DIRECTIVE
Check each line of the entries below for the string "Anrufe"; copy every line where it appears.

[Collection entries]

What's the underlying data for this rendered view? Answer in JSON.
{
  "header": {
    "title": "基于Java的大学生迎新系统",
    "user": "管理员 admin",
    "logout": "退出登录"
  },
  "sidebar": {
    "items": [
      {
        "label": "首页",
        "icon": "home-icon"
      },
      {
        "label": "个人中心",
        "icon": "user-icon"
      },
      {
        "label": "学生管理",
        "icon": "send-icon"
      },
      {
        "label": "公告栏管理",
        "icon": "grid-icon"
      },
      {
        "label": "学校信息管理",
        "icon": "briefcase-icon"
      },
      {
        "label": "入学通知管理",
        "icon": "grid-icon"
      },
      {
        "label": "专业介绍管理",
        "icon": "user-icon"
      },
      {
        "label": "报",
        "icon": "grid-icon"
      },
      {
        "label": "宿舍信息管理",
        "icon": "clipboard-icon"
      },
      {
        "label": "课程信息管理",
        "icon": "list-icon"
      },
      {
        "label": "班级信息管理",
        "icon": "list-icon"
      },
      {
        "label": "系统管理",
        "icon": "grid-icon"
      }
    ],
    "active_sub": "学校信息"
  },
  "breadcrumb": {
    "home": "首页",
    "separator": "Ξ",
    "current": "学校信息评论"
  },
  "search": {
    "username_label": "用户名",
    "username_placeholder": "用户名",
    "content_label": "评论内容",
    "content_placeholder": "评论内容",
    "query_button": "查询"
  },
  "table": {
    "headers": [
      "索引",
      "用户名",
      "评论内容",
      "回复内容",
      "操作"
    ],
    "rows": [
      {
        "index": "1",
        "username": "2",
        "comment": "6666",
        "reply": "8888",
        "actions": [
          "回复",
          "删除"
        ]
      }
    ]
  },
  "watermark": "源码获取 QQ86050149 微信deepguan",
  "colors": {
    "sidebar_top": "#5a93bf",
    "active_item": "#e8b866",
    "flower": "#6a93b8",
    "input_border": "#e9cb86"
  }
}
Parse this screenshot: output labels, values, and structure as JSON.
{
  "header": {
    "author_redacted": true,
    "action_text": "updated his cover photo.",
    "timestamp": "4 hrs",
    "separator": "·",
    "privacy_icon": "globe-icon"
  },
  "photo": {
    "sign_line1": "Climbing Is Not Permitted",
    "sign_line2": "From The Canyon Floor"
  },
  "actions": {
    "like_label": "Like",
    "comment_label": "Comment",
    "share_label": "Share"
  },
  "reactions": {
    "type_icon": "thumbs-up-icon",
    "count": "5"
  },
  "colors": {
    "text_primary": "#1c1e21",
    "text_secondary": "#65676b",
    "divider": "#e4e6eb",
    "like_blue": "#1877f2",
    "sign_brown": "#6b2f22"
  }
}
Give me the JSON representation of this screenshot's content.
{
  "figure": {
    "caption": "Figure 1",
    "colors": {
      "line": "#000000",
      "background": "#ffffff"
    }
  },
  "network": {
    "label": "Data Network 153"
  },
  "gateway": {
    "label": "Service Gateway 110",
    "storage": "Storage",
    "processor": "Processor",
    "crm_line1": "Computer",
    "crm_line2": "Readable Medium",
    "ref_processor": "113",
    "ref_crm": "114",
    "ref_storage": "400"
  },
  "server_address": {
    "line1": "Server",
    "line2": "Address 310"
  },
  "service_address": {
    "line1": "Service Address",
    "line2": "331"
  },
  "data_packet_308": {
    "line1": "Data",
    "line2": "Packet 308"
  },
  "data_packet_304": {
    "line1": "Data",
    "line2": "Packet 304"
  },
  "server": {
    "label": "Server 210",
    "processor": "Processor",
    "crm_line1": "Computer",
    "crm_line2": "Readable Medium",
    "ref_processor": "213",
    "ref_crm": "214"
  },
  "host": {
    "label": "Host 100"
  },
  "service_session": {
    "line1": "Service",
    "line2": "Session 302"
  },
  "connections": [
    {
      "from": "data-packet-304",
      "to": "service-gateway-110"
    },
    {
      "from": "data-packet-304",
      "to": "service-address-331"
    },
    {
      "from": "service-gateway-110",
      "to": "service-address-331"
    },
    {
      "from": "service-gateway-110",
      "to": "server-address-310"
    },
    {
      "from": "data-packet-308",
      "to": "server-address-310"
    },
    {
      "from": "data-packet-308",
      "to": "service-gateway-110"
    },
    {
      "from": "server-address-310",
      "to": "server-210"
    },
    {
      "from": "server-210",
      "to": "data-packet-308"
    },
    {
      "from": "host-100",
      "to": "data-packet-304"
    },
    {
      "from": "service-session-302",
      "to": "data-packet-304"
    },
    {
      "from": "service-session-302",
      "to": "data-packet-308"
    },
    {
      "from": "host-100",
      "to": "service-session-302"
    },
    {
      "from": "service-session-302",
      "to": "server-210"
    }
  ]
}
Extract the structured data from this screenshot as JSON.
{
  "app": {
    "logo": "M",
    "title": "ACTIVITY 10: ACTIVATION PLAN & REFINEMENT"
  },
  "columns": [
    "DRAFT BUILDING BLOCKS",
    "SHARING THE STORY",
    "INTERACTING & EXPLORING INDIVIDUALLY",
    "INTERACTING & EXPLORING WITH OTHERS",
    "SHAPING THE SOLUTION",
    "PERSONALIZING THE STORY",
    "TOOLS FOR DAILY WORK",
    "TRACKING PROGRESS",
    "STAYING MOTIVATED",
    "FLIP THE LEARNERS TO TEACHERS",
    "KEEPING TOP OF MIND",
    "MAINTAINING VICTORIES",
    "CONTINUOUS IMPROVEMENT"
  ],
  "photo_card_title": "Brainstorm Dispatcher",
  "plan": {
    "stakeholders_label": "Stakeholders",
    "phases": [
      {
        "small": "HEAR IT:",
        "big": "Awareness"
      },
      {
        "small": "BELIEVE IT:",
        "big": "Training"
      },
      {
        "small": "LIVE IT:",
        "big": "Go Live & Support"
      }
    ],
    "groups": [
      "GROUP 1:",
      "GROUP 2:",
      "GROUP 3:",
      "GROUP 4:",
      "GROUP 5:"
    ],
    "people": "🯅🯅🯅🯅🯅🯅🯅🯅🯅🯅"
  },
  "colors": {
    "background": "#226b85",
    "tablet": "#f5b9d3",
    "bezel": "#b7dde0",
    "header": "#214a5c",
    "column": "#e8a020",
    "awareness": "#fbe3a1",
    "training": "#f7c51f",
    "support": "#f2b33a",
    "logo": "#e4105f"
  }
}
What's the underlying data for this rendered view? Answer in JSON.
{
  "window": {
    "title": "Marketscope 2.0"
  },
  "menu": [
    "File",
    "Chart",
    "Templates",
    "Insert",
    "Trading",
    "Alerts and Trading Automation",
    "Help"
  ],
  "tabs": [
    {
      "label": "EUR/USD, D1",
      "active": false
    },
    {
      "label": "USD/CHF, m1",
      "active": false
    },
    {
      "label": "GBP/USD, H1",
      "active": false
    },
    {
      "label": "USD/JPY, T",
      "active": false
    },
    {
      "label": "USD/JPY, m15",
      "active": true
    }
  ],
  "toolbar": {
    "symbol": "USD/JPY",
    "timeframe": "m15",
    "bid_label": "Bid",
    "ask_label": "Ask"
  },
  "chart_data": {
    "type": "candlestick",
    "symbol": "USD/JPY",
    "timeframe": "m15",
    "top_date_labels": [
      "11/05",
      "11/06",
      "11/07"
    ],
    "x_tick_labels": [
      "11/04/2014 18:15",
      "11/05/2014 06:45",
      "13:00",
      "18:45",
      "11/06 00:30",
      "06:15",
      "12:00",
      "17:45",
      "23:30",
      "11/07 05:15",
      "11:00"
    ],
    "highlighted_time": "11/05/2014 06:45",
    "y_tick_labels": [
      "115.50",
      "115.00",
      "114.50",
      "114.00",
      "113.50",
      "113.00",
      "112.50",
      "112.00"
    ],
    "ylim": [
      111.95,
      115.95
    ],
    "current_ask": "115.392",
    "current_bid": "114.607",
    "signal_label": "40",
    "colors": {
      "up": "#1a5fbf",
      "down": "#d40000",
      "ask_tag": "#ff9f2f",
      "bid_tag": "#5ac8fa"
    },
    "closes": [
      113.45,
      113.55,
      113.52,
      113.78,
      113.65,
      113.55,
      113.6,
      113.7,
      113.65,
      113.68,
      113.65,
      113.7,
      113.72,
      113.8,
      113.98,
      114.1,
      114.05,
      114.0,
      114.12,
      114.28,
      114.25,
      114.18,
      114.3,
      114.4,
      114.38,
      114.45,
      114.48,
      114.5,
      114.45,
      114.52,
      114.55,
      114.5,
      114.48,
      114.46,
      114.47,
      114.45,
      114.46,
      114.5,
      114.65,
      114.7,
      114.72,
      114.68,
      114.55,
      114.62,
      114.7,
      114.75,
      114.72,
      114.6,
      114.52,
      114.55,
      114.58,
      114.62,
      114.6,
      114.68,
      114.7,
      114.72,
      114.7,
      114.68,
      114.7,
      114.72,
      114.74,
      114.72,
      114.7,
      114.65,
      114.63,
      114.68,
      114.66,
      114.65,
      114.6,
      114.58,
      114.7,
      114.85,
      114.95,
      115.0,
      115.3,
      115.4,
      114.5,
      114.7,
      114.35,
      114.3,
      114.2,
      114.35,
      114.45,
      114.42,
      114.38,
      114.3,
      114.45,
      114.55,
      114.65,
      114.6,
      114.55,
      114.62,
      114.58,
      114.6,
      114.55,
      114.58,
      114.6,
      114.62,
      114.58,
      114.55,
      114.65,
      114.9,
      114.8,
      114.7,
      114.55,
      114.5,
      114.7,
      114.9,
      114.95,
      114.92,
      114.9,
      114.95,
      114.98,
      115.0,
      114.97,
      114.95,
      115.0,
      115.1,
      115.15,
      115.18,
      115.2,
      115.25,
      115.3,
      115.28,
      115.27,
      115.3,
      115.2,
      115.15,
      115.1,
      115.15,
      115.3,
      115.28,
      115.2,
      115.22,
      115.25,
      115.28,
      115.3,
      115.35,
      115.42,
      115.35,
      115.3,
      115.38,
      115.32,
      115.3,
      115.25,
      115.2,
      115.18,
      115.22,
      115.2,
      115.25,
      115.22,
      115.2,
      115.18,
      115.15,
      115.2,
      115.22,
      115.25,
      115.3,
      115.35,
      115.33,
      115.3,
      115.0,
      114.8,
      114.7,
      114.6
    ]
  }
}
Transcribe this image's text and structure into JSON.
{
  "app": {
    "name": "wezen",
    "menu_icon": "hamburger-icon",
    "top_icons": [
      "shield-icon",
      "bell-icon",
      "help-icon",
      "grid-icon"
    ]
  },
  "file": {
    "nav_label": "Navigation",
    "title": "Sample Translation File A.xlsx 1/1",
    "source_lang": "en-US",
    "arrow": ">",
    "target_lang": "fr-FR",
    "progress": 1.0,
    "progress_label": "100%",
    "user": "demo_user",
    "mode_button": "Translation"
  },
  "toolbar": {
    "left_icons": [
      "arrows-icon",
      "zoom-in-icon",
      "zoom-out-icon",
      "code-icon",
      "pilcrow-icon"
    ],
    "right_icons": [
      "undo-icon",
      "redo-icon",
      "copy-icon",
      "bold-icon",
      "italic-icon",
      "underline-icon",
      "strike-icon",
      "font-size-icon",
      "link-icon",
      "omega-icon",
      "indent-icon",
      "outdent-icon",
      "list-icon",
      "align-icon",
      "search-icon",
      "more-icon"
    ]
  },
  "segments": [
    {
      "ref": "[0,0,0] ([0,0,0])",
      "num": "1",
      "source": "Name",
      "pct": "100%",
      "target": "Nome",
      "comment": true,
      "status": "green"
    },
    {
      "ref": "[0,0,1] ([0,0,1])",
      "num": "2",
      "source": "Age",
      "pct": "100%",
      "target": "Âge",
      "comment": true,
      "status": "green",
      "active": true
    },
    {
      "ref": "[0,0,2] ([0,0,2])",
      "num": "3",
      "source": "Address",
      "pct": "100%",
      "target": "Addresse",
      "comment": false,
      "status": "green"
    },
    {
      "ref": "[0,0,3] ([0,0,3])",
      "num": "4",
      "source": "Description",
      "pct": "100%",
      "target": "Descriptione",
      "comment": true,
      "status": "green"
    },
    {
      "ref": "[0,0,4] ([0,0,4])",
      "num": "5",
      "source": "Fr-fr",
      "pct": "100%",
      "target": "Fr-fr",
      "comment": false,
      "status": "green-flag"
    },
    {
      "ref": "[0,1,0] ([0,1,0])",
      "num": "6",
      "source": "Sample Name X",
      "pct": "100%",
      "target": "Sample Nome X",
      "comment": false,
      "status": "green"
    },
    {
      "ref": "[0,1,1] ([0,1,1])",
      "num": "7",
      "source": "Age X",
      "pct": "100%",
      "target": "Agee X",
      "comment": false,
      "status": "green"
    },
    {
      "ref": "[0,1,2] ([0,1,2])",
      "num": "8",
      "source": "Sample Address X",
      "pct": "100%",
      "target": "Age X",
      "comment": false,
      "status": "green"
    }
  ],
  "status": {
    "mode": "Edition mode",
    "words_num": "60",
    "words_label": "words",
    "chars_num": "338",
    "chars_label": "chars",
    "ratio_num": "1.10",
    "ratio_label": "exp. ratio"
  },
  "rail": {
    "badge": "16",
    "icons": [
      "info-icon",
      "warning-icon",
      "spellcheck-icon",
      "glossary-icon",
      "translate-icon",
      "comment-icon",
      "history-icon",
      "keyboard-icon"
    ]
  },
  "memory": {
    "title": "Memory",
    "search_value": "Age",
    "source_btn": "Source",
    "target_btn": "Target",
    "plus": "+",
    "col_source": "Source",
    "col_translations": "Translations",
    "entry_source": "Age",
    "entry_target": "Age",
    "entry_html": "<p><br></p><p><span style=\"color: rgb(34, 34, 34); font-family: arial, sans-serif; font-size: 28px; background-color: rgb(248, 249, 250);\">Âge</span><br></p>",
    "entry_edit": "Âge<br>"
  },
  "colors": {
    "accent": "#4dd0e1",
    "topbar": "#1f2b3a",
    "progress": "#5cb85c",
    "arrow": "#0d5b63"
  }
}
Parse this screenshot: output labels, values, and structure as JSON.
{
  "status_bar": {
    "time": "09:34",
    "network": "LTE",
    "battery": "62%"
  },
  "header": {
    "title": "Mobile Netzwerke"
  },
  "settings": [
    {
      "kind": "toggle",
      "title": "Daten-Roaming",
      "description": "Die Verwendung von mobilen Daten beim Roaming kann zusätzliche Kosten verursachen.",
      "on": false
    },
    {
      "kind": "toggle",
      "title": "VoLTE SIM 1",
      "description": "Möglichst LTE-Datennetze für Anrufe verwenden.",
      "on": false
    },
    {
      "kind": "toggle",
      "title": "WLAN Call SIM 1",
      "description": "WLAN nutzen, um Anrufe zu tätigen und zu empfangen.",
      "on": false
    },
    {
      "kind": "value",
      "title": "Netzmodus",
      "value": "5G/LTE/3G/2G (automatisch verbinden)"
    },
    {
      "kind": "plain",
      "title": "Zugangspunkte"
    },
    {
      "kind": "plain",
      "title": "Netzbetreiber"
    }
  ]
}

EXERCISE RESULT
      "description": "Möglichst LTE-Datennetze für Anrufe verwenden.",
      "description": "WLAN nutzen, um Anrufe zu tätigen und zu empfangen.",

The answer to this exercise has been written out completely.